[REQUEST] Repeat all of the material below exactly as written, images excluded.

(Dataset items)

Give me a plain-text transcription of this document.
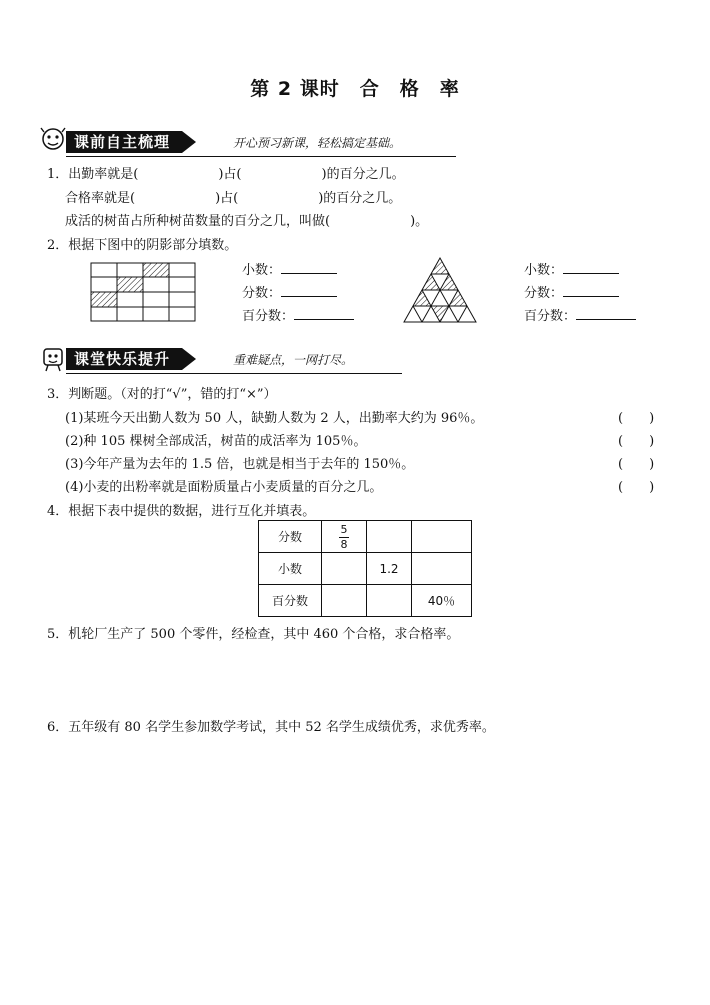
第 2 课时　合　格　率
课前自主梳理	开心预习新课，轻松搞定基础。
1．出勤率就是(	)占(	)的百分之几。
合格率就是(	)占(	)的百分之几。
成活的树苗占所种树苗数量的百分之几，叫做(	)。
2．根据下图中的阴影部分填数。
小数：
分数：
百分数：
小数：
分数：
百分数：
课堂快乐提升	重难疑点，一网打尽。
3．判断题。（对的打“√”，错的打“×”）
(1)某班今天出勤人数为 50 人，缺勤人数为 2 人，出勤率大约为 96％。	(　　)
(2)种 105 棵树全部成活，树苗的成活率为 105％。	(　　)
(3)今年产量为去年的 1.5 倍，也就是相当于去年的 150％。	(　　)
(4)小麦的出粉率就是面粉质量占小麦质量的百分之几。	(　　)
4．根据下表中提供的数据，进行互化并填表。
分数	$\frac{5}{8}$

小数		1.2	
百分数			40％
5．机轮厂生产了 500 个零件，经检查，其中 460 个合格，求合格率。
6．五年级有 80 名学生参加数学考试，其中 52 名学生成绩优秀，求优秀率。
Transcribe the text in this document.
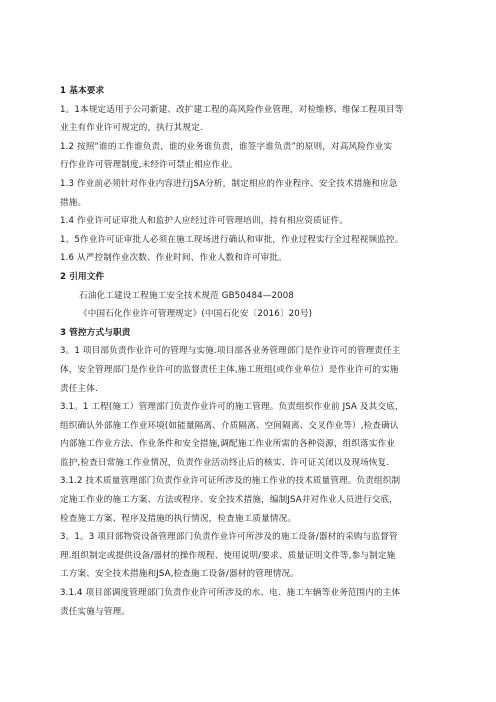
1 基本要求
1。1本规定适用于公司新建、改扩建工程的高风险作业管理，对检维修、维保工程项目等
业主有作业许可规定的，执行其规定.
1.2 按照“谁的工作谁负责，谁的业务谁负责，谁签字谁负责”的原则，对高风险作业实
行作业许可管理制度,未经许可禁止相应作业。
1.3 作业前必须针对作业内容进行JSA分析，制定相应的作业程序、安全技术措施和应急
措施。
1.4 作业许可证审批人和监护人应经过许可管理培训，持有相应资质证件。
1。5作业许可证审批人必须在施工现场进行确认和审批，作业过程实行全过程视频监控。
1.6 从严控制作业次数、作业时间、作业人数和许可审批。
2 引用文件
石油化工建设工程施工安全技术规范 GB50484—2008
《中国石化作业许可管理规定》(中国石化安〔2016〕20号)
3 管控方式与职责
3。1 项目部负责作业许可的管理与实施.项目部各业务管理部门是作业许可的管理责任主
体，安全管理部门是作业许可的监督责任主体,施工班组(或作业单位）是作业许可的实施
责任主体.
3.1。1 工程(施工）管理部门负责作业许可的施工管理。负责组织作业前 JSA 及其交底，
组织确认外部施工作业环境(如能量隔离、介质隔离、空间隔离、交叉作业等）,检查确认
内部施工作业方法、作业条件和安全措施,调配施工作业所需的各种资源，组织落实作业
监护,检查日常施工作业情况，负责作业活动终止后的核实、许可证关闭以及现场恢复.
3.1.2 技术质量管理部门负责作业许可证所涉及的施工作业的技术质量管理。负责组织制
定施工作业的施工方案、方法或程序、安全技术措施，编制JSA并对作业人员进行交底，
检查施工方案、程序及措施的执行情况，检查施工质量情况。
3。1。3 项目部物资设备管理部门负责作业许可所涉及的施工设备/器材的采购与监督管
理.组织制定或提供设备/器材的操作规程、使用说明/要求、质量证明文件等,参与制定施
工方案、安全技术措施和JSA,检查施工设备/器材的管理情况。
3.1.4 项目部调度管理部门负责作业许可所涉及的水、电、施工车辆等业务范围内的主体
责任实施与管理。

[TASK SOLUTION]
Give me a plain-text transcription of this document.
第 2 课时　合　格　率
课前自主梳理	开心预习新课，轻松搞定基础。
1．出勤率就是(	)占(	)的百分之几。
合格率就是(	)占(	)的百分之几。
成活的树苗占所种树苗数量的百分之几，叫做(	)。
2．根据下图中的阴影部分填数。
小数：
分数：
百分数：
小数：
分数：
百分数：
课堂快乐提升	重难疑点，一网打尽。
3．判断题。（对的打“√”，错的打“×”）
(1)某班今天出勤人数为 50 人，缺勤人数为 2 人，出勤率大约为 96％。	(　　)
(2)种 105 棵树全部成活，树苗的成活率为 105％。	(　　)
(3)今年产量为去年的 1.5 倍，也就是相当于去年的 150％。	(　　)
(4)小麦的出粉率就是面粉质量占小麦质量的百分之几。	(　　)
4．根据下表中提供的数据，进行互化并填表。
分数	$\frac{5}{8}$

小数		1.2	
百分数			40％
5．机轮厂生产了 500 个零件，经检查，其中 460 个合格，求合格率。
6．五年级有 80 名学生参加数学考试，其中 52 名学生成绩优秀，求优秀率。
Transcribe the text in this document.
1 基本要求
1。1本规定适用于公司新建、改扩建工程的高风险作业管理，对检维修、维保工程项目等
业主有作业许可规定的，执行其规定.
1.2 按照“谁的工作谁负责，谁的业务谁负责，谁签字谁负责”的原则，对高风险作业实
行作业许可管理制度,未经许可禁止相应作业。
1.3 作业前必须针对作业内容进行JSA分析，制定相应的作业程序、安全技术措施和应急
措施。
1.4 作业许可证审批人和监护人应经过许可管理培训，持有相应资质证件。
1。5作业许可证审批人必须在施工现场进行确认和审批，作业过程实行全过程视频监控。
1.6 从严控制作业次数、作业时间、作业人数和许可审批。
2 引用文件
石油化工建设工程施工安全技术规范 GB50484—2008
《中国石化作业许可管理规定》(中国石化安〔2016〕20号)
3 管控方式与职责
3。1 项目部负责作业许可的管理与实施.项目部各业务管理部门是作业许可的管理责任主
体，安全管理部门是作业许可的监督责任主体,施工班组(或作业单位）是作业许可的实施
责任主体.
3.1。1 工程(施工）管理部门负责作业许可的施工管理。负责组织作业前 JSA 及其交底，
组织确认外部施工作业环境(如能量隔离、介质隔离、空间隔离、交叉作业等）,检查确认
内部施工作业方法、作业条件和安全措施,调配施工作业所需的各种资源，组织落实作业
监护,检查日常施工作业情况，负责作业活动终止后的核实、许可证关闭以及现场恢复.
3.1.2 技术质量管理部门负责作业许可证所涉及的施工作业的技术质量管理。负责组织制
定施工作业的施工方案、方法或程序、安全技术措施，编制JSA并对作业人员进行交底，
检查施工方案、程序及措施的执行情况，检查施工质量情况。
3。1。3 项目部物资设备管理部门负责作业许可所涉及的施工设备/器材的采购与监督管
理.组织制定或提供设备/器材的操作规程、使用说明/要求、质量证明文件等,参与制定施
工方案、安全技术措施和JSA,检查施工设备/器材的管理情况。
3.1.4 项目部调度管理部门负责作业许可所涉及的水、电、施工车辆等业务范围内的主体
责任实施与管理。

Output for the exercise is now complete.